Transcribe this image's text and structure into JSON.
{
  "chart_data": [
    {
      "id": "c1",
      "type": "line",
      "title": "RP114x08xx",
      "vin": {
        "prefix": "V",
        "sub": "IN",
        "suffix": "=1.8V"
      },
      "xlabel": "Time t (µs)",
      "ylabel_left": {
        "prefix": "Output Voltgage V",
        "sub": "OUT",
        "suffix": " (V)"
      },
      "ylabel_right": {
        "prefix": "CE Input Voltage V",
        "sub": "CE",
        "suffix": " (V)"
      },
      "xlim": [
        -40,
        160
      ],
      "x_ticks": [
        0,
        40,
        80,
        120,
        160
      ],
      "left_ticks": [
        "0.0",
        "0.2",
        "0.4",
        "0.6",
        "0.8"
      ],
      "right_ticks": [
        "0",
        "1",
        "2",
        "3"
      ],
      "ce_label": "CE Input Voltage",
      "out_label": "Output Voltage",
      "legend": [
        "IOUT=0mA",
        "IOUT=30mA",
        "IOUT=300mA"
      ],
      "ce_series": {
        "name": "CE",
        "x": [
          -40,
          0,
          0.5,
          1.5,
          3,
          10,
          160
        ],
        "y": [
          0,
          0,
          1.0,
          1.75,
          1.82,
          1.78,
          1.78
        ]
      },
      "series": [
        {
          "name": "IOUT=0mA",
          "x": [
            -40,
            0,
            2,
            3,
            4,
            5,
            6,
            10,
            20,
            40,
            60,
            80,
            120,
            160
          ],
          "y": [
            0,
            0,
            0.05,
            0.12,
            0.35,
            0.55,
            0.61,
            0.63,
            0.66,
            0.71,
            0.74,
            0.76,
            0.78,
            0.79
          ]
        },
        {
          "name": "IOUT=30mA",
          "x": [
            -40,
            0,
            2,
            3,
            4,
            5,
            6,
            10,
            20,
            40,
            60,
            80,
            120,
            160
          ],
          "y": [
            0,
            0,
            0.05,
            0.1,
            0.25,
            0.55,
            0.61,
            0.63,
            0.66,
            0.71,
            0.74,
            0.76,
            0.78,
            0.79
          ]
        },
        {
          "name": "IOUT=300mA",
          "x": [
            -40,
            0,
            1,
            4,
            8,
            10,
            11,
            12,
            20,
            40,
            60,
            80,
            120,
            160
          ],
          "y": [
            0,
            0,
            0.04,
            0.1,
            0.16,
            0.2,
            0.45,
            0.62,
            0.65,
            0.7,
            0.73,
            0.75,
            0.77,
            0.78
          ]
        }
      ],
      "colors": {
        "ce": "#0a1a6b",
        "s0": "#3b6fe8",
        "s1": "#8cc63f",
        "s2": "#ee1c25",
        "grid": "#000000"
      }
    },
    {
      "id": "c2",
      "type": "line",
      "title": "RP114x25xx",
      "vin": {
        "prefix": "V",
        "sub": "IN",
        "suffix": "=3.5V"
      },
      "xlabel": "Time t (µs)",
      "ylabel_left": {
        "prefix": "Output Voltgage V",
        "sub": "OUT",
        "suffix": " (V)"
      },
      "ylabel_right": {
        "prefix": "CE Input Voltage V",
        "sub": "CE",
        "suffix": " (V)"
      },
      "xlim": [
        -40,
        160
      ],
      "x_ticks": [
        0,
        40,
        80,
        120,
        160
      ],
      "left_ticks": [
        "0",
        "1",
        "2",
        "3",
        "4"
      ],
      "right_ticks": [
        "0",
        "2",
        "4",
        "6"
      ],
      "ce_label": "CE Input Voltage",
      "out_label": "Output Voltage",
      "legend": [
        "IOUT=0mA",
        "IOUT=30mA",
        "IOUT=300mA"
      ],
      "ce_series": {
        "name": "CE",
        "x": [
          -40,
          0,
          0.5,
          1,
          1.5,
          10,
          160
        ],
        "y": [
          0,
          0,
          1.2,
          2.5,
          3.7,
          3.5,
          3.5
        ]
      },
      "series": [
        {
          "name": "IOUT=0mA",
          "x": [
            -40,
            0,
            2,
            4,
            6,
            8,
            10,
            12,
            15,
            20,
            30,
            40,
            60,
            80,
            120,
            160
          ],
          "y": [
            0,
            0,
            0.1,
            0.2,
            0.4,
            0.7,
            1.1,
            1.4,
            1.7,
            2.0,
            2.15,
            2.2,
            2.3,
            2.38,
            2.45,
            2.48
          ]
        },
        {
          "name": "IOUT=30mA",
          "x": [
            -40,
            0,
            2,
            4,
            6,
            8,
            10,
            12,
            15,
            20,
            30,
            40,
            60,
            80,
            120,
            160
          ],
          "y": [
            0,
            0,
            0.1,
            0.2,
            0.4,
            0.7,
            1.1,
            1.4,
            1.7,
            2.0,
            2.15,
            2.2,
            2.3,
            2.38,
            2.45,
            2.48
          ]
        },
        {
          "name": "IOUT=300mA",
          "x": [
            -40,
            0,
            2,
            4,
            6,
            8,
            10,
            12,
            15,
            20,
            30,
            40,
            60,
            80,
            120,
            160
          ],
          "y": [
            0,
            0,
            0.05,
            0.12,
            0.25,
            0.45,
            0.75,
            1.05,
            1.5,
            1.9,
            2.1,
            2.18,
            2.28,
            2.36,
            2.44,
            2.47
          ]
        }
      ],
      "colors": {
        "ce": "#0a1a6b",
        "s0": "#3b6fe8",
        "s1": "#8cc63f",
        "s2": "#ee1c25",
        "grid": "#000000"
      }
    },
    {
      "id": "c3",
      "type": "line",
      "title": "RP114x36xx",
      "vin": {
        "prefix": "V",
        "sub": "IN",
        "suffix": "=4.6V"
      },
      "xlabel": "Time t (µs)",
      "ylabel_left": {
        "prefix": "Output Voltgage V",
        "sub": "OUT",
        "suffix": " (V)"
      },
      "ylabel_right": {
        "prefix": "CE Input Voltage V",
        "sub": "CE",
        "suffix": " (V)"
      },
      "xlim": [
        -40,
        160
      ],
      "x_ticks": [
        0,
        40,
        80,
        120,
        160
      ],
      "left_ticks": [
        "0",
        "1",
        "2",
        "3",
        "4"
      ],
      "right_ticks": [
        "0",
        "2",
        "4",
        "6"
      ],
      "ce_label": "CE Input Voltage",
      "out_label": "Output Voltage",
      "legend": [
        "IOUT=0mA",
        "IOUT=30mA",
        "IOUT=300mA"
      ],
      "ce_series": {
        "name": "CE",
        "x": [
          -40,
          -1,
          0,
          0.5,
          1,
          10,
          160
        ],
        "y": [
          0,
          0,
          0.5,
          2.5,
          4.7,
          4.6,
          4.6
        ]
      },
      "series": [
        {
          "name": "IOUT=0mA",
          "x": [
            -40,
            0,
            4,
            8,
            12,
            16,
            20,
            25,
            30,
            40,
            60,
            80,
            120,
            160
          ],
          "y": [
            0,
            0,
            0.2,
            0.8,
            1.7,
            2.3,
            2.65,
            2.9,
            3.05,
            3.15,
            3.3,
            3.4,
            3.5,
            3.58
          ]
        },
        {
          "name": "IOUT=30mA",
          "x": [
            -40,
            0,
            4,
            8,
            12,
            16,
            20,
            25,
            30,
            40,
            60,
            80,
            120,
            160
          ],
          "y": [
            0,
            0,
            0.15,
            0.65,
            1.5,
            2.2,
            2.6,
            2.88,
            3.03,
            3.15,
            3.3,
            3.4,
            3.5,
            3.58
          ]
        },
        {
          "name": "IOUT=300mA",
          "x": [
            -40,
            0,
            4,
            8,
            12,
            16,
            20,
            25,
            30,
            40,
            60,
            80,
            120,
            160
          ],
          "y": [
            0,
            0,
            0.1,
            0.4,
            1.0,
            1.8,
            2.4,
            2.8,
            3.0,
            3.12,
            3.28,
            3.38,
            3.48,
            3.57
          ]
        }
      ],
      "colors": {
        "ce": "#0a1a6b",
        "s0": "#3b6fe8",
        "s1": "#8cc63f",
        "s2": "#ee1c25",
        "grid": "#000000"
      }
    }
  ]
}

◇ ◇ ◇ ◇

* **Task description**: Copy down every line of the material above that includes the string "title".

* **Right answer**:
      "title": "RP114x08xx",
      "title": "RP114x25xx",
      "title": "RP114x36xx",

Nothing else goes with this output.